— Start Information shown —

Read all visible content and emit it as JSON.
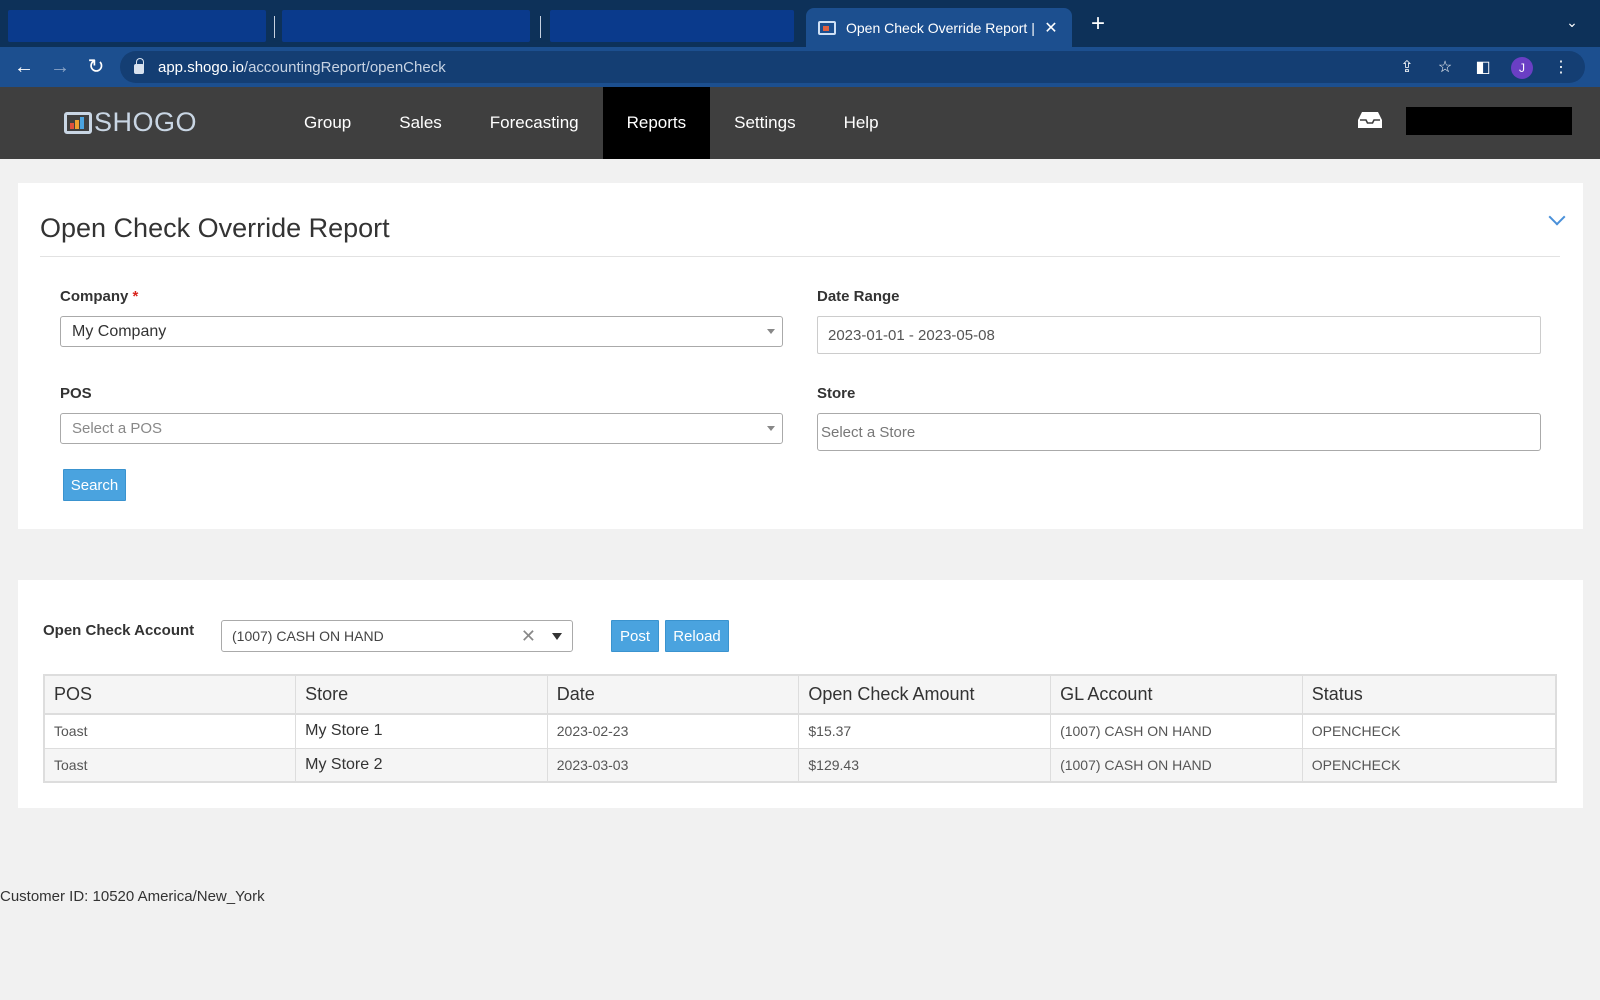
{
  "browser": {
    "active_tab_title": "Open Check Override Report |",
    "url_host": "app.shogo.io",
    "url_path": "/accountingReport/openCheck",
    "profile_initial": "J"
  },
  "app": {
    "logo_text": "SHOGO",
    "nav": [
      {
        "label": "Group"
      },
      {
        "label": "Sales"
      },
      {
        "label": "Forecasting"
      },
      {
        "label": "Reports"
      },
      {
        "label": "Settings"
      },
      {
        "label": "Help"
      }
    ],
    "active_nav": "Reports"
  },
  "filters": {
    "title": "Open Check Override Report",
    "company": {
      "label": "Company",
      "required_mark": "*",
      "value": "My Company"
    },
    "date_range": {
      "label": "Date Range",
      "value": "2023-01-01 - 2023-05-08"
    },
    "pos": {
      "label": "POS",
      "placeholder": "Select a POS"
    },
    "store": {
      "label": "Store",
      "placeholder": "Select a Store"
    },
    "search_label": "Search"
  },
  "results": {
    "account_label": "Open Check Account",
    "account_value": "(1007) CASH ON HAND",
    "post_label": "Post",
    "reload_label": "Reload",
    "columns": [
      "POS",
      "Store",
      "Date",
      "Open Check Amount",
      "GL Account",
      "Status"
    ],
    "rows": [
      [
        "Toast",
        "My Store 1",
        "2023-02-23",
        "$15.37",
        "(1007) CASH ON HAND",
        "OPENCHECK"
      ],
      [
        "Toast",
        "My Store 2",
        "2023-03-03",
        "$129.43",
        "(1007) CASH ON HAND",
        "OPENCHECK"
      ]
    ]
  },
  "footer": {
    "text": "Customer ID: 10520 America/New_York"
  }
}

— End Information shown —

-- Aim of the exercise --
Retype all of the entries exactly as written, leaving out any images.

-- Written answer --
Read all visible content and emit it as JSON.
{
  "browser": {
    "active_tab_title": "Open Check Override Report |",
    "url_host": "app.shogo.io",
    "url_path": "/accountingReport/openCheck",
    "profile_initial": "J"
  },
  "app": {
    "logo_text": "SHOGO",
    "nav": [
      {
        "label": "Group"
      },
      {
        "label": "Sales"
      },
      {
        "label": "Forecasting"
      },
      {
        "label": "Reports"
      },
      {
        "label": "Settings"
      },
      {
        "label": "Help"
      }
    ],
    "active_nav": "Reports"
  },
  "filters": {
    "title": "Open Check Override Report",
    "company": {
      "label": "Company",
      "required_mark": "*",
      "value": "My Company"
    },
    "date_range": {
      "label": "Date Range",
      "value": "2023-01-01 - 2023-05-08"
    },
    "pos": {
      "label": "POS",
      "placeholder": "Select a POS"
    },
    "store": {
      "label": "Store",
      "placeholder": "Select a Store"
    },
    "search_label": "Search"
  },
  "results": {
    "account_label": "Open Check Account",
    "account_value": "(1007) CASH ON HAND",
    "post_label": "Post",
    "reload_label": "Reload",
    "columns": [
      "POS",
      "Store",
      "Date",
      "Open Check Amount",
      "GL Account",
      "Status"
    ],
    "rows": [
      [
        "Toast",
        "My Store 1",
        "2023-02-23",
        "$15.37",
        "(1007) CASH ON HAND",
        "OPENCHECK"
      ],
      [
        "Toast",
        "My Store 2",
        "2023-03-03",
        "$129.43",
        "(1007) CASH ON HAND",
        "OPENCHECK"
      ]
    ]
  },
  "footer": {
    "text": "Customer ID: 10520 America/New_York"
  }
}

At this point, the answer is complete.